### Exercise
Word for word, repeat the entries, minus the pictures.

### Task inputs
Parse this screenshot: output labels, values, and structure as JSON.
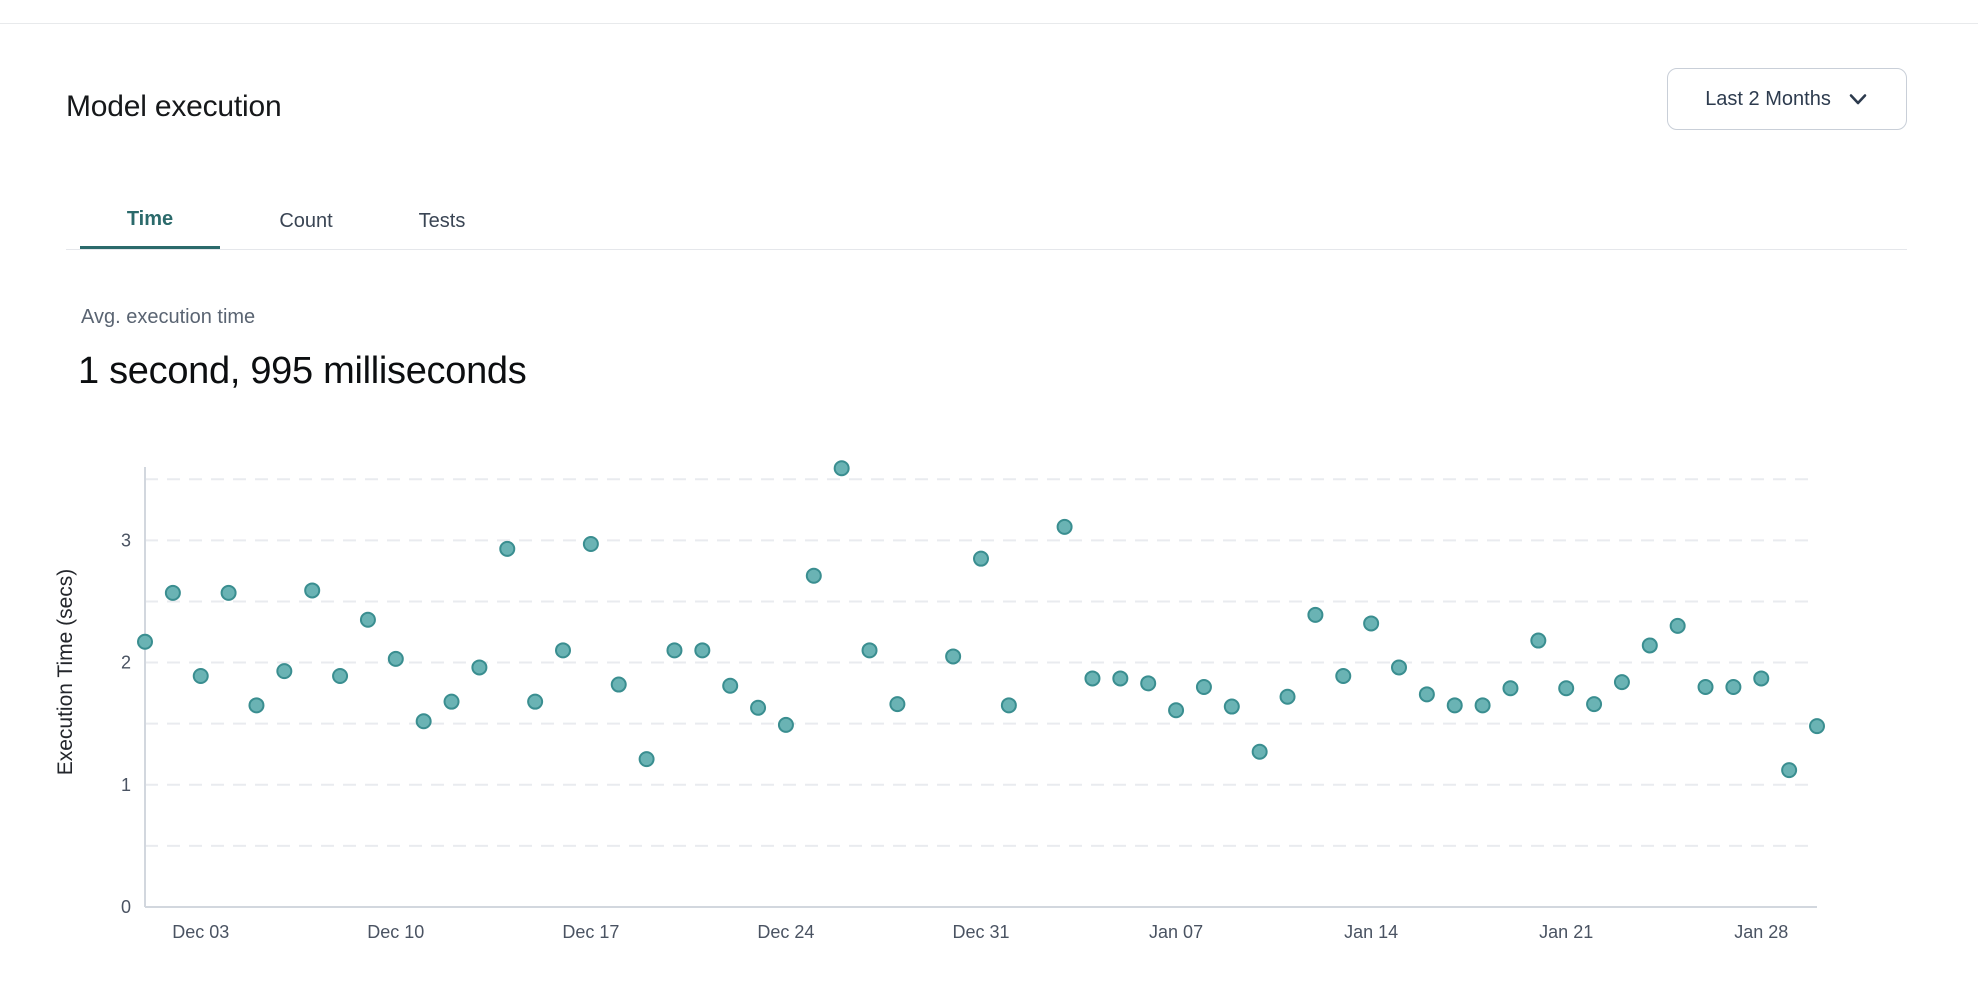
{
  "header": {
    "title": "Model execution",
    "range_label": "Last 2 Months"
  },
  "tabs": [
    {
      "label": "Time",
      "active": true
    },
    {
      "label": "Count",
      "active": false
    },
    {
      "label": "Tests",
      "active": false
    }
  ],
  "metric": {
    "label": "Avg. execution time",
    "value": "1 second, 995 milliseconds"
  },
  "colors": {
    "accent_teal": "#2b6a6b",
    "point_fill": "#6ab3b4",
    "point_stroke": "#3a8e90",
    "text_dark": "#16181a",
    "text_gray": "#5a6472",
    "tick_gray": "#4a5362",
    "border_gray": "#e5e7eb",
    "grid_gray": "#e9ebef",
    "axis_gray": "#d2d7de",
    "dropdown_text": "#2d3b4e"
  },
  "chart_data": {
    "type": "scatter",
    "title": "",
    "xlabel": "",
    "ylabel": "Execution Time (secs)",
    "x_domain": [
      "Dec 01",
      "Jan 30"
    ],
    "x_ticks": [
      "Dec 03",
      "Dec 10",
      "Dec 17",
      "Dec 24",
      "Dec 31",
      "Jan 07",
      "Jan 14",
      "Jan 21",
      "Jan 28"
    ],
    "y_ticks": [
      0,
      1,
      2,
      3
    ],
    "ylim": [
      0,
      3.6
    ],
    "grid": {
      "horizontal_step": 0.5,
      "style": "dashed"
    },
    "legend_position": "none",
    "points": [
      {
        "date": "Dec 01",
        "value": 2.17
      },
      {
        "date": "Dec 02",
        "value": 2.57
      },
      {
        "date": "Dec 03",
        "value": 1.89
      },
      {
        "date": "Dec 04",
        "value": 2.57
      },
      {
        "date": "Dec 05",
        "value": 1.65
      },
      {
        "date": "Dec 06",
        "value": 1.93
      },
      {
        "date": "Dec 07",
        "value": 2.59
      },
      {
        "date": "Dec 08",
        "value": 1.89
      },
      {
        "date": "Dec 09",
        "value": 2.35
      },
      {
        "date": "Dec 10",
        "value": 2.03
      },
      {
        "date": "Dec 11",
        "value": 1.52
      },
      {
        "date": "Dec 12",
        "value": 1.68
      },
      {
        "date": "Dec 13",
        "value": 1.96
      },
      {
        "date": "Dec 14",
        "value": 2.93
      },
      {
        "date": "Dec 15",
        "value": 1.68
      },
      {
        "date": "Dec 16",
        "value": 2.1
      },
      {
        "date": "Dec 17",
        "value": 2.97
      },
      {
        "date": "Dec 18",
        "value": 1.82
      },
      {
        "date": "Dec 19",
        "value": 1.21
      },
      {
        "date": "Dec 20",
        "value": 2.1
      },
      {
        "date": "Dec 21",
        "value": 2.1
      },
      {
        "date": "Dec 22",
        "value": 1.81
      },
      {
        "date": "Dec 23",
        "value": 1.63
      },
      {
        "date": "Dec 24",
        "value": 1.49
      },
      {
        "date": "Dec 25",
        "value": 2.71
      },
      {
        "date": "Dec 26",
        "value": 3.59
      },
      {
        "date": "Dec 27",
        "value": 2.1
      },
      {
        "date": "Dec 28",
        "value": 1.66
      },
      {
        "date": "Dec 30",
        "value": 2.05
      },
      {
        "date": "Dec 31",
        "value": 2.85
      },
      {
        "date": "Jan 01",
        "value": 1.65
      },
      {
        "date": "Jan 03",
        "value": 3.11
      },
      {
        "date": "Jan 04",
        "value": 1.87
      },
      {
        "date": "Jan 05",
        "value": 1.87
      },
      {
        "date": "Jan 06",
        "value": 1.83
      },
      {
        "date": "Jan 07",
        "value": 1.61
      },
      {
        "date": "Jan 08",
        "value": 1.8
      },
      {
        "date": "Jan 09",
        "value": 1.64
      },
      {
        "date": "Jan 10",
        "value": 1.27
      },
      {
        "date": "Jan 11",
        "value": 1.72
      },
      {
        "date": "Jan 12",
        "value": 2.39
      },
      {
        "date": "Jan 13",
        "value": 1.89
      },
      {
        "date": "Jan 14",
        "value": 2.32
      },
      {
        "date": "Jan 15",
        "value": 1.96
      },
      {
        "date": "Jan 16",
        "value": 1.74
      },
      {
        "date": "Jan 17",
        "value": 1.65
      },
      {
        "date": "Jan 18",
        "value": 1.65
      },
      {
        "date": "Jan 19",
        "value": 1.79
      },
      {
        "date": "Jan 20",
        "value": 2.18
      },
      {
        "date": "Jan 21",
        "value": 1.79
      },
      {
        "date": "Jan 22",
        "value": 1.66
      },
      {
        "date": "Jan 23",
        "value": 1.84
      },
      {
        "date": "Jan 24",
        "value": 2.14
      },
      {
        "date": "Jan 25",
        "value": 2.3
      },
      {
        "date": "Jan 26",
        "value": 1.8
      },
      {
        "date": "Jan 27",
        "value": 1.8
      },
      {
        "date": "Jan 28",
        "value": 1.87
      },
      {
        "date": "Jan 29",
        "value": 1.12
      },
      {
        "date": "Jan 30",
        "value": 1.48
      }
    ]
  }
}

### Correct response
Parse this screenshot: output labels, values, and structure as JSON.
{
  "header": {
    "title": "Model execution",
    "range_label": "Last 2 Months"
  },
  "tabs": [
    {
      "label": "Time",
      "active": true
    },
    {
      "label": "Count",
      "active": false
    },
    {
      "label": "Tests",
      "active": false
    }
  ],
  "metric": {
    "label": "Avg. execution time",
    "value": "1 second, 995 milliseconds"
  },
  "colors": {
    "accent_teal": "#2b6a6b",
    "point_fill": "#6ab3b4",
    "point_stroke": "#3a8e90",
    "text_dark": "#16181a",
    "text_gray": "#5a6472",
    "tick_gray": "#4a5362",
    "border_gray": "#e5e7eb",
    "grid_gray": "#e9ebef",
    "axis_gray": "#d2d7de",
    "dropdown_text": "#2d3b4e"
  },
  "chart_data": {
    "type": "scatter",
    "title": "",
    "xlabel": "",
    "ylabel": "Execution Time (secs)",
    "x_domain": [
      "Dec 01",
      "Jan 30"
    ],
    "x_ticks": [
      "Dec 03",
      "Dec 10",
      "Dec 17",
      "Dec 24",
      "Dec 31",
      "Jan 07",
      "Jan 14",
      "Jan 21",
      "Jan 28"
    ],
    "y_ticks": [
      0,
      1,
      2,
      3
    ],
    "ylim": [
      0,
      3.6
    ],
    "grid": {
      "horizontal_step": 0.5,
      "style": "dashed"
    },
    "legend_position": "none",
    "points": [
      {
        "date": "Dec 01",
        "value": 2.17
      },
      {
        "date": "Dec 02",
        "value": 2.57
      },
      {
        "date": "Dec 03",
        "value": 1.89
      },
      {
        "date": "Dec 04",
        "value": 2.57
      },
      {
        "date": "Dec 05",
        "value": 1.65
      },
      {
        "date": "Dec 06",
        "value": 1.93
      },
      {
        "date": "Dec 07",
        "value": 2.59
      },
      {
        "date": "Dec 08",
        "value": 1.89
      },
      {
        "date": "Dec 09",
        "value": 2.35
      },
      {
        "date": "Dec 10",
        "value": 2.03
      },
      {
        "date": "Dec 11",
        "value": 1.52
      },
      {
        "date": "Dec 12",
        "value": 1.68
      },
      {
        "date": "Dec 13",
        "value": 1.96
      },
      {
        "date": "Dec 14",
        "value": 2.93
      },
      {
        "date": "Dec 15",
        "value": 1.68
      },
      {
        "date": "Dec 16",
        "value": 2.1
      },
      {
        "date": "Dec 17",
        "value": 2.97
      },
      {
        "date": "Dec 18",
        "value": 1.82
      },
      {
        "date": "Dec 19",
        "value": 1.21
      },
      {
        "date": "Dec 20",
        "value": 2.1
      },
      {
        "date": "Dec 21",
        "value": 2.1
      },
      {
        "date": "Dec 22",
        "value": 1.81
      },
      {
        "date": "Dec 23",
        "value": 1.63
      },
      {
        "date": "Dec 24",
        "value": 1.49
      },
      {
        "date": "Dec 25",
        "value": 2.71
      },
      {
        "date": "Dec 26",
        "value": 3.59
      },
      {
        "date": "Dec 27",
        "value": 2.1
      },
      {
        "date": "Dec 28",
        "value": 1.66
      },
      {
        "date": "Dec 30",
        "value": 2.05
      },
      {
        "date": "Dec 31",
        "value": 2.85
      },
      {
        "date": "Jan 01",
        "value": 1.65
      },
      {
        "date": "Jan 03",
        "value": 3.11
      },
      {
        "date": "Jan 04",
        "value": 1.87
      },
      {
        "date": "Jan 05",
        "value": 1.87
      },
      {
        "date": "Jan 06",
        "value": 1.83
      },
      {
        "date": "Jan 07",
        "value": 1.61
      },
      {
        "date": "Jan 08",
        "value": 1.8
      },
      {
        "date": "Jan 09",
        "value": 1.64
      },
      {
        "date": "Jan 10",
        "value": 1.27
      },
      {
        "date": "Jan 11",
        "value": 1.72
      },
      {
        "date": "Jan 12",
        "value": 2.39
      },
      {
        "date": "Jan 13",
        "value": 1.89
      },
      {
        "date": "Jan 14",
        "value": 2.32
      },
      {
        "date": "Jan 15",
        "value": 1.96
      },
      {
        "date": "Jan 16",
        "value": 1.74
      },
      {
        "date": "Jan 17",
        "value": 1.65
      },
      {
        "date": "Jan 18",
        "value": 1.65
      },
      {
        "date": "Jan 19",
        "value": 1.79
      },
      {
        "date": "Jan 20",
        "value": 2.18
      },
      {
        "date": "Jan 21",
        "value": 1.79
      },
      {
        "date": "Jan 22",
        "value": 1.66
      },
      {
        "date": "Jan 23",
        "value": 1.84
      },
      {
        "date": "Jan 24",
        "value": 2.14
      },
      {
        "date": "Jan 25",
        "value": 2.3
      },
      {
        "date": "Jan 26",
        "value": 1.8
      },
      {
        "date": "Jan 27",
        "value": 1.8
      },
      {
        "date": "Jan 28",
        "value": 1.87
      },
      {
        "date": "Jan 29",
        "value": 1.12
      },
      {
        "date": "Jan 30",
        "value": 1.48
      }
    ]
  }
}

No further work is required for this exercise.